Records:

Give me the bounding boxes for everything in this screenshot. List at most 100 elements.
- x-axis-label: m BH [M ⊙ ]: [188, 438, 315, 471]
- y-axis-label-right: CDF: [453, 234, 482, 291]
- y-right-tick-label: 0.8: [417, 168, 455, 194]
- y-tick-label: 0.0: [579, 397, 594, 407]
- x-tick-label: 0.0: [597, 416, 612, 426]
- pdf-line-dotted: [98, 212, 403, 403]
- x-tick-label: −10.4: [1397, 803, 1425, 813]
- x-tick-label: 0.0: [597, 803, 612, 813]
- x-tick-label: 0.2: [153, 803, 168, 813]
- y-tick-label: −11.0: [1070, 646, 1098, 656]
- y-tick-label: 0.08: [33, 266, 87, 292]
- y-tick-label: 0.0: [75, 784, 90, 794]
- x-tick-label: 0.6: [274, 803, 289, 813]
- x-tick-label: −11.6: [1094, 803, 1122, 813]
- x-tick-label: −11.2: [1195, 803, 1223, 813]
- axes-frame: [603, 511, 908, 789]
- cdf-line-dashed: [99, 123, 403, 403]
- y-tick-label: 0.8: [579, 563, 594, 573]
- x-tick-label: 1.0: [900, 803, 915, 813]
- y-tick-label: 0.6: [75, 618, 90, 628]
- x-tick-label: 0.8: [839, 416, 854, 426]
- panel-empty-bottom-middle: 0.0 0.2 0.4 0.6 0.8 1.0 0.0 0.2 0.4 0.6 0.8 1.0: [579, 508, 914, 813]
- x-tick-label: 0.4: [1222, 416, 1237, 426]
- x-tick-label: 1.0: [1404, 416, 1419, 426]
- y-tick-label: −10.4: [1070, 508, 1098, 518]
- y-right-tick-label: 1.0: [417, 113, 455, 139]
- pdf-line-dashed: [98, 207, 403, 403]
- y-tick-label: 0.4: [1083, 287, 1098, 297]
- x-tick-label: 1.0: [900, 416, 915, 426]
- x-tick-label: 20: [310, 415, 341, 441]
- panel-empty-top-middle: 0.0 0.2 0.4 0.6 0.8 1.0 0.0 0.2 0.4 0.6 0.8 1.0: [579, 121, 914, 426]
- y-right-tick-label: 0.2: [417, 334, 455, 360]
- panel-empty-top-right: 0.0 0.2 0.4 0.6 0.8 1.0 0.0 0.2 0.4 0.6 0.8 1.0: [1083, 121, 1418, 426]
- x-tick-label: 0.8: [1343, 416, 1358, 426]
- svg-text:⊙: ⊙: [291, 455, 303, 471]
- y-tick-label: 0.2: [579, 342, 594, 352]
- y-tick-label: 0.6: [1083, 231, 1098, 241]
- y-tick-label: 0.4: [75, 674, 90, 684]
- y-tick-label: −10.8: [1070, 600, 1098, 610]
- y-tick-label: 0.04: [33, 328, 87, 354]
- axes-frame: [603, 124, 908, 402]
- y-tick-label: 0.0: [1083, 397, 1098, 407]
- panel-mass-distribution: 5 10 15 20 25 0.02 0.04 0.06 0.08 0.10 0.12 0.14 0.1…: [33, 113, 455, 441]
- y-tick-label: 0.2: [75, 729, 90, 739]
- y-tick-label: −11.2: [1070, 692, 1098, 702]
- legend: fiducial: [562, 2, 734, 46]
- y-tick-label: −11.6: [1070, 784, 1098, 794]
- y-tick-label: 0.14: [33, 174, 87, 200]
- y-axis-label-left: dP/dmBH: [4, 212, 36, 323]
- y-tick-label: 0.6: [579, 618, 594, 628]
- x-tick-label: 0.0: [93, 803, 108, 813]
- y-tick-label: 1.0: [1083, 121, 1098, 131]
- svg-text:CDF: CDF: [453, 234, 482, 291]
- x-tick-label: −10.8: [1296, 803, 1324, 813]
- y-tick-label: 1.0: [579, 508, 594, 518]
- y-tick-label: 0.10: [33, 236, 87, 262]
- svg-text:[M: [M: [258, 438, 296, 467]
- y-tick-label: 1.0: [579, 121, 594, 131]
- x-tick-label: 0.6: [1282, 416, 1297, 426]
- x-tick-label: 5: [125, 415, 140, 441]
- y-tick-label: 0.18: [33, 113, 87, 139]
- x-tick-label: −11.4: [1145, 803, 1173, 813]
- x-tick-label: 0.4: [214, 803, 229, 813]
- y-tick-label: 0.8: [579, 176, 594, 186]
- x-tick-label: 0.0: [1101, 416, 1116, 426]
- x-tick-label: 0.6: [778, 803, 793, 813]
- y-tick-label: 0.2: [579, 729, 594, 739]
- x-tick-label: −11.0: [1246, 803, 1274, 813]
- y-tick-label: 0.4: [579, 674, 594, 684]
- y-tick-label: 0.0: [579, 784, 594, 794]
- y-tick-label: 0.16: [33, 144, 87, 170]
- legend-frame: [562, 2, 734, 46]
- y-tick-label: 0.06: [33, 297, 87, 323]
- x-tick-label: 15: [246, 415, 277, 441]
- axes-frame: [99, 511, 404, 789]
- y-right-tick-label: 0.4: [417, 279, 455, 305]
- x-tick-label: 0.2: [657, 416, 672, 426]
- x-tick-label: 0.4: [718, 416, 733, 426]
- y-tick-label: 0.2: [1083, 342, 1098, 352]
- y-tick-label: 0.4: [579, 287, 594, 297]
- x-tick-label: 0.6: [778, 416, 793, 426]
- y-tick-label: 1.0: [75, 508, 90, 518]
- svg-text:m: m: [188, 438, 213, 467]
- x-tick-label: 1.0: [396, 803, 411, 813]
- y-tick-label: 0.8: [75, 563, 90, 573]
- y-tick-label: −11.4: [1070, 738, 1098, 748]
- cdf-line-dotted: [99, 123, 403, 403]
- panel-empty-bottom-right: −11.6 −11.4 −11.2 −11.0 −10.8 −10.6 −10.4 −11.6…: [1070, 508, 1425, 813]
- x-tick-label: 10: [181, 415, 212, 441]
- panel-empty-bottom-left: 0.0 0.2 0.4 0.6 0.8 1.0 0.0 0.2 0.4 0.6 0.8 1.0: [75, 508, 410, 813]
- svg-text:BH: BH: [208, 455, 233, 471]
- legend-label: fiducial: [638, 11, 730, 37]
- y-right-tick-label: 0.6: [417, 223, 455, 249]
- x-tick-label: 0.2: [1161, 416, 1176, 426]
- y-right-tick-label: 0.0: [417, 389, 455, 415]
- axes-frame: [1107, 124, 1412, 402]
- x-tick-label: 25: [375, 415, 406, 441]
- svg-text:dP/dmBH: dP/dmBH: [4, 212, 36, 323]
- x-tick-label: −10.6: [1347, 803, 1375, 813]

Short problem: Output every line of the material above as a JSON list of strings, one string per line, omitting blank lines.

Solution for this problem:
[
  "Give me the bounding boxes for everything in this screenshot. List at most 100 elements.",
  "- x-axis-label: m BH [M ⊙ ]: [188, 438, 315, 471]",
  "- y-axis-label-right: CDF: [453, 234, 482, 291]",
  "- y-right-tick-label: 0.8: [417, 168, 455, 194]",
  "- y-tick-label: 0.0: [579, 397, 594, 407]",
  "- x-tick-label: 0.0: [597, 416, 612, 426]",
  "- pdf-line-dotted: [98, 212, 403, 403]",
  "- x-tick-label: −10.4: [1397, 803, 1425, 813]",
  "- x-tick-label: 0.0: [597, 803, 612, 813]",
  "- x-tick-label: 0.2: [153, 803, 168, 813]",
  "- y-tick-label: −11.0: [1070, 646, 1098, 656]",
  "- y-tick-label: 0.08: [33, 266, 87, 292]",
  "- y-tick-label: 0.0: [75, 784, 90, 794]",
  "- x-tick-label: 0.6: [274, 803, 289, 813]",
  "- x-tick-label: −11.6: [1094, 803, 1122, 813]",
  "- x-tick-label: −11.2: [1195, 803, 1223, 813]",
  "- axes-frame: [603, 511, 908, 789]",
  "- cdf-line-dashed: [99, 123, 403, 403]",
  "- y-tick-label: 0.8: [579, 563, 594, 573]",
  "- x-tick-label: 1.0: [900, 803, 915, 813]",
  "- y-tick-label: 0.6: [75, 618, 90, 628]",
  "- x-tick-label: 0.8: [839, 416, 854, 426]",
  "- panel-empty-bottom-middle: 0.0 0.2 0.4 0.6 0.8 1.0 0.0 0.2 0.4 0.6 0.8 1.0: [579, 508, 914, 813]",
  "- x-tick-label: 0.4: [1222, 416, 1237, 426]",
  "- x-tick-label: 1.0: [1404, 416, 1419, 426]",
  "- y-tick-label: −10.4: [1070, 508, 1098, 518]",
  "- y-right-tick-label: 1.0: [417, 113, 455, 139]",
  "- pdf-line-dashed: [98, 207, 403, 403]",
  "- y-tick-label: 0.4: [1083, 287, 1098, 297]",
  "- x-tick-label: 1.0: [900, 416, 915, 426]",
  "- x-tick-label: 20: [310, 415, 341, 441]",
  "- panel-empty-top-middle: 0.0 0.2 0.4 0.6 0.8 1.0 0.0 0.2 0.4 0.6 0.8 1.0: [579, 121, 914, 426]",
  "- y-right-tick-label: 0.2: [417, 334, 455, 360]",
  "- panel-empty-top-right: 0.0 0.2 0.4 0.6 0.8 1.0 0.0 0.2 0.4 0.6 0.8 1.0: [1083, 121, 1418, 426]",
  "- x-tick-label: 0.8: [1343, 416, 1358, 426]",
  "- svg-text:⊙: ⊙: [291, 455, 303, 471]",
  "- y-tick-label: 0.2: [579, 342, 594, 352]",
  "- y-tick-label: 0.6: [1083, 231, 1098, 241]",
  "- y-tick-label: 0.4: [75, 674, 90, 684]",
  "- y-tick-label: −10.8: [1070, 600, 1098, 610]",
  "- y-tick-label: 0.04: [33, 328, 87, 354]",
  "- axes-frame: [603, 124, 908, 402]",
  "- y-tick-label: 0.0: [1083, 397, 1098, 407]",
  "- panel-mass-distribution: 5 10 15 20 25 0.02 0.04 0.06 0.08 0.10 0.12 0.14 0.1…: [33, 113, 455, 441]",
  "- y-tick-label: 0.2: [75, 729, 90, 739]",
  "- y-tick-label: −11.2: [1070, 692, 1098, 702]",
  "- legend: fiducial: [562, 2, 734, 46]",
  "- y-tick-label: −11.6: [1070, 784, 1098, 794]",
  "- y-tick-label: 0.14: [33, 174, 87, 200]",
  "- y-axis-label-left: dP/dmBH: [4, 212, 36, 323]",
  "- y-tick-label: 0.6: [579, 618, 594, 628]",
  "- x-tick-label: 0.0: [93, 803, 108, 813]",
  "- y-tick-label: 1.0: [1083, 121, 1098, 131]",
  "- svg-text:CDF: CDF: [453, 234, 482, 291]",
  "- x-tick-label: −10.8: [1296, 803, 1324, 813]",
  "- y-tick-label: 1.0: [579, 508, 594, 518]",
  "- y-tick-label: 0.10: [33, 236, 87, 262]",
  "- svg-text:[M: [M: [258, 438, 296, 467]",
  "- y-tick-label: 1.0: [579, 121, 594, 131]",
  "- x-tick-label: 0.6: [1282, 416, 1297, 426]",
  "- x-tick-label: 5: [125, 415, 140, 441]",
  "- y-tick-label: 0.18: [33, 113, 87, 139]",
  "- x-tick-label: −11.4: [1145, 803, 1173, 813]",
  "- x-tick-label: 0.4: [214, 803, 229, 813]",
  "- y-tick-label: 0.8: [579, 176, 594, 186]",
  "- x-tick-label: 0.0: [1101, 416, 1116, 426]",
  "- x-tick-label: 0.6: [778, 803, 793, 813]",
  "- y-tick-label: 0.2: [579, 729, 594, 739]",
  "- x-tick-label: −11.0: [1246, 803, 1274, 813]",
  "- y-tick-label: 0.4: [579, 674, 594, 684]",
  "- y-tick-label: 0.0: [579, 784, 594, 794]",
  "- y-tick-label: 0.16: [33, 144, 87, 170]",
  "- legend-frame: [562, 2, 734, 46]",
  "- y-tick-label: 0.06: [33, 297, 87, 323]",
  "- x-tick-label: 15: [246, 415, 277, 441]",
  "- axes-frame: [99, 511, 404, 789]",
  "- y-right-tick-label: 0.4: [417, 279, 455, 305]",
  "- x-tick-label: 0.2: [657, 416, 672, 426]",
  "- x-tick-label: 0.4: [718, 416, 733, 426]",
  "- y-tick-label: 0.2: [1083, 342, 1098, 352]",
  "- y-tick-label: 0.4: [579, 287, 594, 297]",
  "- x-tick-label: 0.6: [778, 416, 793, 426]",
  "- y-tick-label: 1.0: [75, 508, 90, 518]",
  "- svg-text:m: m: [188, 438, 213, 467]",
  "- x-tick-label: 1.0: [396, 803, 411, 813]",
  "- y-tick-label: 0.8: [75, 563, 90, 573]",
  "- y-tick-label: −11.4: [1070, 738, 1098, 748]",
  "- cdf-line-dotted: [99, 123, 403, 403]",
  "- panel-empty-bottom-right: −11.6 −11.4 −11.2 −11.0 −10.8 −10.6 −10.4 −11.6…: [1070, 508, 1425, 813]",
  "- x-tick-label: 10: [181, 415, 212, 441]",
  "- panel-empty-bottom-left: 0.0 0.2 0.4 0.6 0.8 1.0 0.0 0.2 0.4 0.6 0.8 1.0: [75, 508, 410, 813]",
  "- svg-text:BH: BH: [208, 455, 233, 471]",
  "- legend-label: fiducial: [638, 11, 730, 37]",
  "- y-right-tick-label: 0.6: [417, 223, 455, 249]",
  "- x-tick-label: 0.2: [1161, 416, 1176, 426]",
  "- y-right-tick-label: 0.0: [417, 389, 455, 415]",
  "- axes-frame: [1107, 124, 1412, 402]",
  "- x-tick-label: 25: [375, 415, 406, 441]",
  "- svg-text:dP/dmBH: dP/dmBH: [4, 212, 36, 323]",
  "- x-tick-label: −10.6: [1347, 803, 1375, 813]"
]